- [SHORT TASK] Leave out all pictures and retype exactly the lines from the one with "Read the values" through the last line of the material.

- [A run of records]
--

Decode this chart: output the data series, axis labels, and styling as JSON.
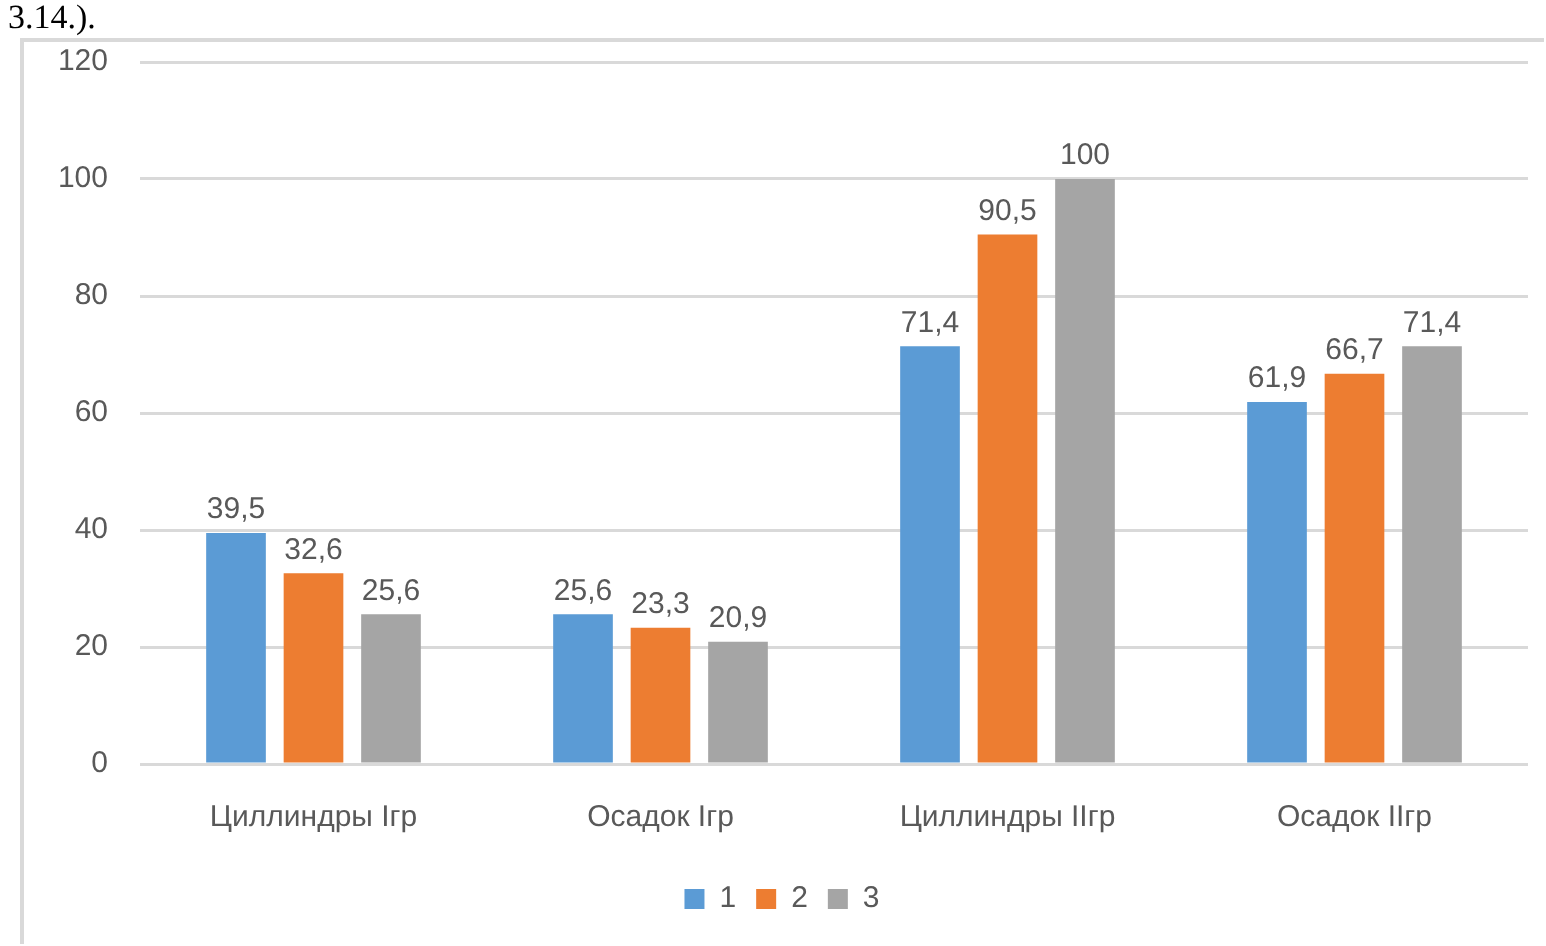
{
  "chart_data": {
    "type": "bar",
    "categories": [
      "Циллиндры Iгр",
      "Осадок Iгр",
      "Циллиндры IIгр",
      "Осадок IIгр"
    ],
    "series": [
      {
        "name": "1",
        "color": "#5b9bd5",
        "values": [
          39.5,
          25.6,
          71.4,
          61.9
        ],
        "value_labels": [
          "39,5",
          "25,6",
          "71,4",
          "61,9"
        ]
      },
      {
        "name": "2",
        "color": "#ed7d31",
        "values": [
          32.6,
          23.3,
          90.5,
          66.7
        ],
        "value_labels": [
          "32,6",
          "23,3",
          "90,5",
          "66,7"
        ]
      },
      {
        "name": "3",
        "color": "#a5a5a5",
        "values": [
          25.6,
          20.9,
          100,
          71.4
        ],
        "value_labels": [
          "25,6",
          "20,9",
          "100",
          "71,4"
        ]
      }
    ],
    "ylim": [
      0,
      120
    ],
    "yticks": [
      0,
      20,
      40,
      60,
      80,
      100,
      120
    ],
    "grid": "y",
    "legend": "bottom",
    "annotations": [
      "3.14.)."
    ]
  }
}
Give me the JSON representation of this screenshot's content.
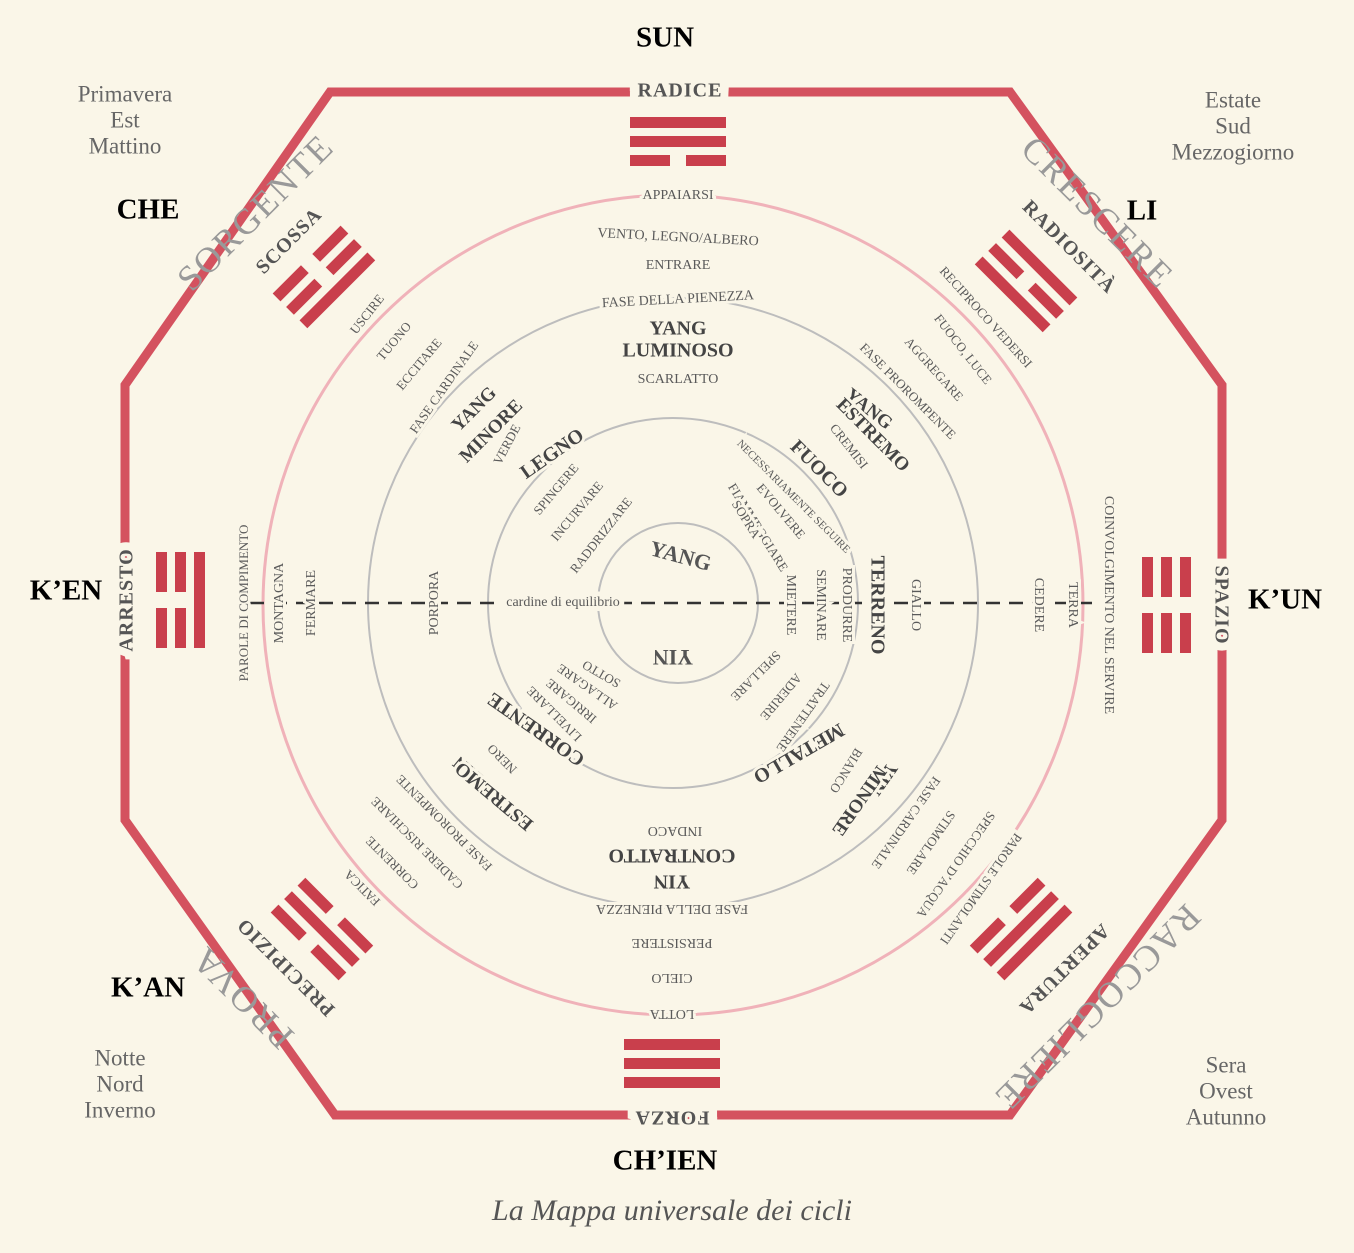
{
  "trigram_names": [
    "SUN",
    "LI",
    "K’UN",
    "CH’IEN",
    "K’AN",
    "K’EN",
    "CHE"
  ],
  "corners": [
    [
      "Primavera",
      "Est",
      "Mattino"
    ],
    [
      "Estate",
      "Sud",
      "Mezzogiorno"
    ],
    [
      "Notte",
      "Nord",
      "Inverno"
    ],
    [
      "Sera",
      "Ovest",
      "Autunno"
    ]
  ],
  "phases": [
    "SORGENTE",
    "CRESCERE",
    "RACCOGLIERE",
    "PROVA"
  ],
  "gates": [
    "RADICE",
    "RADIOSITÀ",
    "SPAZIO",
    "APERTURA",
    "FORZA",
    "PRECIPIZIO",
    "ARRESTO",
    "SCOSSA"
  ],
  "ring_labels": [
    "APPAIARSI",
    "VENTO, LEGNO/ALBERO",
    "ENTRARE",
    "FASE DELLA PIENEZZA",
    "YANG",
    "LUMINOSO",
    "SCARLATTO",
    "RECIPROCO VEDERSI",
    "FUOCO, LUCE",
    "AGGREGARE",
    "FASE PROROMPENTE",
    "YANG",
    "ESTREMO",
    "CREMISI",
    "COINVOLGIMENTO NEL SERVIRE",
    "TERRA",
    "CEDERE",
    "GIALLO",
    "TERRENO",
    "PRODURRE",
    "SEMINARE",
    "MIETERE",
    "FUOCO",
    "NECESSARIAMENTE SEGUIRE",
    "EVOLVERE",
    "FIAMMEGGIARE",
    "SOPRA",
    "LEGNO",
    "SPINGERE",
    "INCURVARE",
    "RADDRIZZARE",
    "YANG",
    "MINORE",
    "VERDE",
    "FASE CARDINALE",
    "ECCITARE",
    "TUONO",
    "USCIRE",
    "PAROLE DI COMPIMENTO",
    "MONTAGNA",
    "FERMARE",
    "PORPORA",
    "cardine di equilibrio",
    "SOTTO",
    "ALLAGARE",
    "IRRIGARE",
    "LIVELLARE",
    "CORRENTE",
    "NERO",
    "YIN",
    "ESTREMO",
    "FASE PROROMPENTE",
    "CADERE RISCHIARE",
    "CORRENTE",
    "FATICA",
    "SPELLARE",
    "ADERIRE",
    "TRATTENERE",
    "METALLO",
    "BIANCO",
    "YIN",
    "MINORE",
    "FASE CARDINALE",
    "STIMOLARE",
    "SPECCHIO D’ACQUA",
    "PAROLE STIMOLANTI",
    "INDACO",
    "CONTRATTO",
    "YIN",
    "FASE DELLA PIENEZZA",
    "PERSISTERE",
    "CIELO",
    "LOTTA"
  ],
  "center": [
    "YANG",
    "YIN"
  ],
  "caption": "La Mappa universale dei cicli"
}
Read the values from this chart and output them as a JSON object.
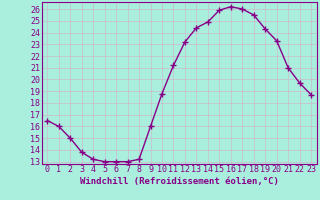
{
  "x": [
    0,
    1,
    2,
    3,
    4,
    5,
    6,
    7,
    8,
    9,
    10,
    11,
    12,
    13,
    14,
    15,
    16,
    17,
    18,
    19,
    20,
    21,
    22,
    23
  ],
  "y": [
    16.5,
    16.0,
    15.0,
    13.8,
    13.2,
    13.0,
    13.0,
    13.0,
    13.2,
    16.0,
    18.8,
    21.2,
    23.2,
    24.4,
    24.9,
    25.9,
    26.2,
    26.0,
    25.5,
    24.3,
    23.3,
    21.0,
    19.7,
    18.7
  ],
  "line_color": "#880088",
  "marker": "+",
  "marker_size": 4,
  "marker_linewidth": 1.0,
  "background_color": "#aaeedd",
  "grid_color": "#ccbbcc",
  "xlabel": "Windchill (Refroidissement éolien,°C)",
  "ylabel": "",
  "title": "",
  "ylim_min": 12.8,
  "ylim_max": 26.6,
  "xlim_min": -0.5,
  "xlim_max": 23.5,
  "yticks": [
    13,
    14,
    15,
    16,
    17,
    18,
    19,
    20,
    21,
    22,
    23,
    24,
    25,
    26
  ],
  "xticks": [
    0,
    1,
    2,
    3,
    4,
    5,
    6,
    7,
    8,
    9,
    10,
    11,
    12,
    13,
    14,
    15,
    16,
    17,
    18,
    19,
    20,
    21,
    22,
    23
  ],
  "tick_label_color": "#880088",
  "axis_color": "#880088",
  "xlabel_color": "#880088",
  "xlabel_fontsize": 6.5,
  "tick_fontsize": 6.0,
  "line_width": 1.0
}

--

- [RESULT OF THE TASK]
Read the values from this chart and output them as a JSON object.
{
  "x": [
    0,
    1,
    2,
    3,
    4,
    5,
    6,
    7,
    8,
    9,
    10,
    11,
    12,
    13,
    14,
    15,
    16,
    17,
    18,
    19,
    20,
    21,
    22,
    23
  ],
  "y": [
    16.5,
    16.0,
    15.0,
    13.8,
    13.2,
    13.0,
    13.0,
    13.0,
    13.2,
    16.0,
    18.8,
    21.2,
    23.2,
    24.4,
    24.9,
    25.9,
    26.2,
    26.0,
    25.5,
    24.3,
    23.3,
    21.0,
    19.7,
    18.7
  ],
  "line_color": "#880088",
  "marker": "+",
  "marker_size": 4,
  "marker_linewidth": 1.0,
  "background_color": "#aaeedd",
  "grid_color": "#ccbbcc",
  "xlabel": "Windchill (Refroidissement éolien,°C)",
  "ylabel": "",
  "title": "",
  "ylim_min": 12.8,
  "ylim_max": 26.6,
  "xlim_min": -0.5,
  "xlim_max": 23.5,
  "yticks": [
    13,
    14,
    15,
    16,
    17,
    18,
    19,
    20,
    21,
    22,
    23,
    24,
    25,
    26
  ],
  "xticks": [
    0,
    1,
    2,
    3,
    4,
    5,
    6,
    7,
    8,
    9,
    10,
    11,
    12,
    13,
    14,
    15,
    16,
    17,
    18,
    19,
    20,
    21,
    22,
    23
  ],
  "tick_label_color": "#880088",
  "axis_color": "#880088",
  "xlabel_color": "#880088",
  "xlabel_fontsize": 6.5,
  "tick_fontsize": 6.0,
  "line_width": 1.0
}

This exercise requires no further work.